▸ **GOAL**: Pull out every line below that holds the word "text".
########################################
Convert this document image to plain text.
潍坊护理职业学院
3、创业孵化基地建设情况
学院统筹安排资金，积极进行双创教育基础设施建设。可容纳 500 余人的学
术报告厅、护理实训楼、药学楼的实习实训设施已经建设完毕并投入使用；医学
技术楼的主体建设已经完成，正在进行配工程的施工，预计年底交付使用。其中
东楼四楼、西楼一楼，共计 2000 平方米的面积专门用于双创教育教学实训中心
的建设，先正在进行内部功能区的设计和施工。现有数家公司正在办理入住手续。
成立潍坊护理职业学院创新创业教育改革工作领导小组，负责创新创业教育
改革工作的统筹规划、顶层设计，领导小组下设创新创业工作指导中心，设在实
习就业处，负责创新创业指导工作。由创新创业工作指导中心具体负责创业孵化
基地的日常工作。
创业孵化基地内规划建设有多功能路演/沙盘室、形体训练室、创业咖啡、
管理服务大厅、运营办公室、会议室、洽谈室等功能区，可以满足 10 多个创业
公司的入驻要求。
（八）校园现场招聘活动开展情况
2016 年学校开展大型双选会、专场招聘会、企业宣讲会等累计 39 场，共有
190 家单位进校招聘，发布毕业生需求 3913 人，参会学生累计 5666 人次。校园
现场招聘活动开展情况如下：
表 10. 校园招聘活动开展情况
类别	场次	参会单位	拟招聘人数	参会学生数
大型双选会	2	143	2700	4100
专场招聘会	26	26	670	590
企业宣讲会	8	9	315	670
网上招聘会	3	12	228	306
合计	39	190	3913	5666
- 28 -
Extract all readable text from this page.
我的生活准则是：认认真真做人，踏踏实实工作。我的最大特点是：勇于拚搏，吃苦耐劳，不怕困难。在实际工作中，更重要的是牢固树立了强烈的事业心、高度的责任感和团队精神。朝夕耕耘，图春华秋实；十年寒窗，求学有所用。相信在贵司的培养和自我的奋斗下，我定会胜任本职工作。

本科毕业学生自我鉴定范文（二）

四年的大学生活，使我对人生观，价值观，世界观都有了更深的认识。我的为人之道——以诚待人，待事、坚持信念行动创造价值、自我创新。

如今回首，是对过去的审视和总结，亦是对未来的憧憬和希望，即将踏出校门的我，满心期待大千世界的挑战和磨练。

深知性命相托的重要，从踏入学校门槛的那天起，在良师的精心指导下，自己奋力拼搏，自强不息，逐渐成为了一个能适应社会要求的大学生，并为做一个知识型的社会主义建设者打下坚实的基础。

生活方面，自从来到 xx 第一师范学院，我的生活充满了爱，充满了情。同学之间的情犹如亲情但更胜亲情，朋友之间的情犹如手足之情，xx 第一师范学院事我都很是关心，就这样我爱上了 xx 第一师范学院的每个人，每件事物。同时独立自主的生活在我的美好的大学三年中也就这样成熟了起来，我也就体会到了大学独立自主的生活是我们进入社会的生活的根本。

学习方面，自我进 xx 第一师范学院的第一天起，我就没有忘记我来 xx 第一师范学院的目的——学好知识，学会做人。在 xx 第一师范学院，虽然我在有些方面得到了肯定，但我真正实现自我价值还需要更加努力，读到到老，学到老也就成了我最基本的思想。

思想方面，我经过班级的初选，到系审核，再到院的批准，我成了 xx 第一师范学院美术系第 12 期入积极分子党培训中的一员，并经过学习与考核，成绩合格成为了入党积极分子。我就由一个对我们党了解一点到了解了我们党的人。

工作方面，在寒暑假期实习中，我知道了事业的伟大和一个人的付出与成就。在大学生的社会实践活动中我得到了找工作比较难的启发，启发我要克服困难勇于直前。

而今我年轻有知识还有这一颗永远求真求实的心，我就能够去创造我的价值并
########################################
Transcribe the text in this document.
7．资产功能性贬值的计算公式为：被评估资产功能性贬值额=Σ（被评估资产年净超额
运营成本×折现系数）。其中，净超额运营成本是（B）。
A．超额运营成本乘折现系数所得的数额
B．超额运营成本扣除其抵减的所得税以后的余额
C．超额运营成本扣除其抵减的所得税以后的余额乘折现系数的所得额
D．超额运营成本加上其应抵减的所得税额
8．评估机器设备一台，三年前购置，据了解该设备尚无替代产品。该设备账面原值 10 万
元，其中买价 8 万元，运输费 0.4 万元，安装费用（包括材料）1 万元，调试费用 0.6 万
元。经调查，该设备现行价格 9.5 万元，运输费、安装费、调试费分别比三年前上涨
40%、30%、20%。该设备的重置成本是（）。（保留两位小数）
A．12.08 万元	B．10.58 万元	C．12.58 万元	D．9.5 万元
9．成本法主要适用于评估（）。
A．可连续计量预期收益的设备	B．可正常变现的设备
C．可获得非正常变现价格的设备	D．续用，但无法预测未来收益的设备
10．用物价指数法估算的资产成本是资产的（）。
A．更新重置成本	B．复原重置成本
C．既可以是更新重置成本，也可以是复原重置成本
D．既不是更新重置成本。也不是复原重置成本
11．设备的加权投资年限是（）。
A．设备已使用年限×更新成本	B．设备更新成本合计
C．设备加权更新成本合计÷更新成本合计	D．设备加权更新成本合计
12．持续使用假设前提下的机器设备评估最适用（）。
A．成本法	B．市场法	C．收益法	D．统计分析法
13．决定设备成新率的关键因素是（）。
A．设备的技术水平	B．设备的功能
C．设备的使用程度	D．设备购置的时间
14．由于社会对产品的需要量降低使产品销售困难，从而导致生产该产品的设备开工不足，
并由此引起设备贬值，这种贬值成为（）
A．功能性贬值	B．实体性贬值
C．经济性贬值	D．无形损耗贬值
########################################
▸ **THE SOLUTION**:
Convert this document image to plain text.
Extract all readable text from this page.
Transcribe the text in this document.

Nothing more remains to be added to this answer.